WHAT TO PRODUCE: Collect the lines of the entries where "pronunciation" shows up.

* start INFORMATION SUPPLIED *

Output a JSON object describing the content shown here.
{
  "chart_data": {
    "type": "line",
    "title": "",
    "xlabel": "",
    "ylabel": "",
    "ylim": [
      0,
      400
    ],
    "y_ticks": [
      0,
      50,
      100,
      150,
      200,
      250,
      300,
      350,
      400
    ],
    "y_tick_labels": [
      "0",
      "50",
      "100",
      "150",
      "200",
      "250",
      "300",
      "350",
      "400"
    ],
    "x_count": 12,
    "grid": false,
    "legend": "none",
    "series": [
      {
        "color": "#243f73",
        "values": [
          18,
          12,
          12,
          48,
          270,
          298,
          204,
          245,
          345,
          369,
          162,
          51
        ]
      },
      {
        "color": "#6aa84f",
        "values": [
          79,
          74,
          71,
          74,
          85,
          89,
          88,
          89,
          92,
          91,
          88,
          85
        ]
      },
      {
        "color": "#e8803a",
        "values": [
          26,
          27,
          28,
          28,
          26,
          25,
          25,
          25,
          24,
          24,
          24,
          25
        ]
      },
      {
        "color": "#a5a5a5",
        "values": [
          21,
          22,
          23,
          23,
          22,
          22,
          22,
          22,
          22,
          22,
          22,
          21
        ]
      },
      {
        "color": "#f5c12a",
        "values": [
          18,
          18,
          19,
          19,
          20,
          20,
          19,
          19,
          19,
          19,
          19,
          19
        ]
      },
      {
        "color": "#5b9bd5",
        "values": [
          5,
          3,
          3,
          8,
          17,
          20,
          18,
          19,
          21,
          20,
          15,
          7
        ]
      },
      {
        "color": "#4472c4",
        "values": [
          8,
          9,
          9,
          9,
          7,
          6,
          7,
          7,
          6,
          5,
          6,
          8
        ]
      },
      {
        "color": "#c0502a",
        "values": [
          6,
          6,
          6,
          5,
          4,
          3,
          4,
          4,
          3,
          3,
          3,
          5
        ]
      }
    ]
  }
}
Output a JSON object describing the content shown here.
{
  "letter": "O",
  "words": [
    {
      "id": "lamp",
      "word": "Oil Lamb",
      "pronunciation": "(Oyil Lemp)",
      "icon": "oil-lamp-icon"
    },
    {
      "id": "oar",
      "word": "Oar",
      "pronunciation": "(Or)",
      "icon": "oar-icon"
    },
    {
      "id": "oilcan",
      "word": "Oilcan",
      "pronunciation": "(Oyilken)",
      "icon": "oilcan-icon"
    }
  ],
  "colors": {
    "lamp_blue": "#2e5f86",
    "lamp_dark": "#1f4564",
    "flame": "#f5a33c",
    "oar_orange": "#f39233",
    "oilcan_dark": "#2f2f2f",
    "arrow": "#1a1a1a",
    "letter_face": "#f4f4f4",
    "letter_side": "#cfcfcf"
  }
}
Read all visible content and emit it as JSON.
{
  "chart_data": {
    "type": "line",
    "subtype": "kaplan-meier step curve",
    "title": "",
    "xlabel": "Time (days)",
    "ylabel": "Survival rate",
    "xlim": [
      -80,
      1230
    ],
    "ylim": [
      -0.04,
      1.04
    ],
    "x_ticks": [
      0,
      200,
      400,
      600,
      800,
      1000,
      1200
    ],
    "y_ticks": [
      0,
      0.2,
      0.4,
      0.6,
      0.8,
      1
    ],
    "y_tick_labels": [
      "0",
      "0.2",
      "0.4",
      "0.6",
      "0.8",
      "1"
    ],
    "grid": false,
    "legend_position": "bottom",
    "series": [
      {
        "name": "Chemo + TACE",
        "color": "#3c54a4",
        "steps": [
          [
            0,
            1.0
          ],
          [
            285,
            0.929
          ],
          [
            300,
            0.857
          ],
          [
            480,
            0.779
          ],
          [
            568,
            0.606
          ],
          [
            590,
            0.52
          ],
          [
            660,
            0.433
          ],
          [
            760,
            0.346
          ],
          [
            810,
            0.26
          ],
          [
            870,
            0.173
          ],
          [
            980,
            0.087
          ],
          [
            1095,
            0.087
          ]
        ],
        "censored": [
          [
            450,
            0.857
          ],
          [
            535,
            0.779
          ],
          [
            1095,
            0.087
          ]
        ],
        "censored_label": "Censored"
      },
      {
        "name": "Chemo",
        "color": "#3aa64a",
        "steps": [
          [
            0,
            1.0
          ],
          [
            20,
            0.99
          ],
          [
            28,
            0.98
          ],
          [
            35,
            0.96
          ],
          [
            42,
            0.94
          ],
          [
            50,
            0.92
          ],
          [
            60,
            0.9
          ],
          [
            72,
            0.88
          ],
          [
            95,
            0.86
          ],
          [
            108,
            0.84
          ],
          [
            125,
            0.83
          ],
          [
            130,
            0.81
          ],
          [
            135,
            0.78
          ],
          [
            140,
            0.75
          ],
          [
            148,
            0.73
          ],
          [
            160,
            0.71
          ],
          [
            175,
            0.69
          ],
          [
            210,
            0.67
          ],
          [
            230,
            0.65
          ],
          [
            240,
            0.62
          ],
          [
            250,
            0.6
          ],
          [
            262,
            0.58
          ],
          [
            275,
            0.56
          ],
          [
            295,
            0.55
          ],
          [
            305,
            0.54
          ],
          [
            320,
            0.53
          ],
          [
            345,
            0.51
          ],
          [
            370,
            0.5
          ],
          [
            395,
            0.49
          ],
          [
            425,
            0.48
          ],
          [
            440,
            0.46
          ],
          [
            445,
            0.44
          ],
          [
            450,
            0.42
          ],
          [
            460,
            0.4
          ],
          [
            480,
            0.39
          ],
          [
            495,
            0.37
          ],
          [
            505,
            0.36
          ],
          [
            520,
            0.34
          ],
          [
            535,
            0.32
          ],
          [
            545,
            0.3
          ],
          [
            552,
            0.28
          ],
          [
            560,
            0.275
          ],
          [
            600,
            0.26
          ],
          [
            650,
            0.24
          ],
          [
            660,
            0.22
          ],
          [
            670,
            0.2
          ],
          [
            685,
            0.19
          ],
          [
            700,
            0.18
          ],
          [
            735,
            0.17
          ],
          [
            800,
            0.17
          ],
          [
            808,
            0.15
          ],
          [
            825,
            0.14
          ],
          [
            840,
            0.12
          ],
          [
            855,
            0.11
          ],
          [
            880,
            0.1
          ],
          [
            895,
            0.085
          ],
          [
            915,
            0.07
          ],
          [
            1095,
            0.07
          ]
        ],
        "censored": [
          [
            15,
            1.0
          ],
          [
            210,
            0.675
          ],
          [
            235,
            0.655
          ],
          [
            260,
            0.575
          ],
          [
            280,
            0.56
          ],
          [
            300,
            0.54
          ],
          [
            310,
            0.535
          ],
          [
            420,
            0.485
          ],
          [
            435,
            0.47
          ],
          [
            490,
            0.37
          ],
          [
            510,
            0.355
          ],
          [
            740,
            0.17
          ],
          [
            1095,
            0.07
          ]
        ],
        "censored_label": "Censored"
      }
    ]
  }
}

* end INFORMATION SUPPLIED *

WRITTEN REPLY:
      "pronunciation": "(Oyil Lemp)",
      "pronunciation": "(Or)",
      "pronunciation": "(Oyilken)",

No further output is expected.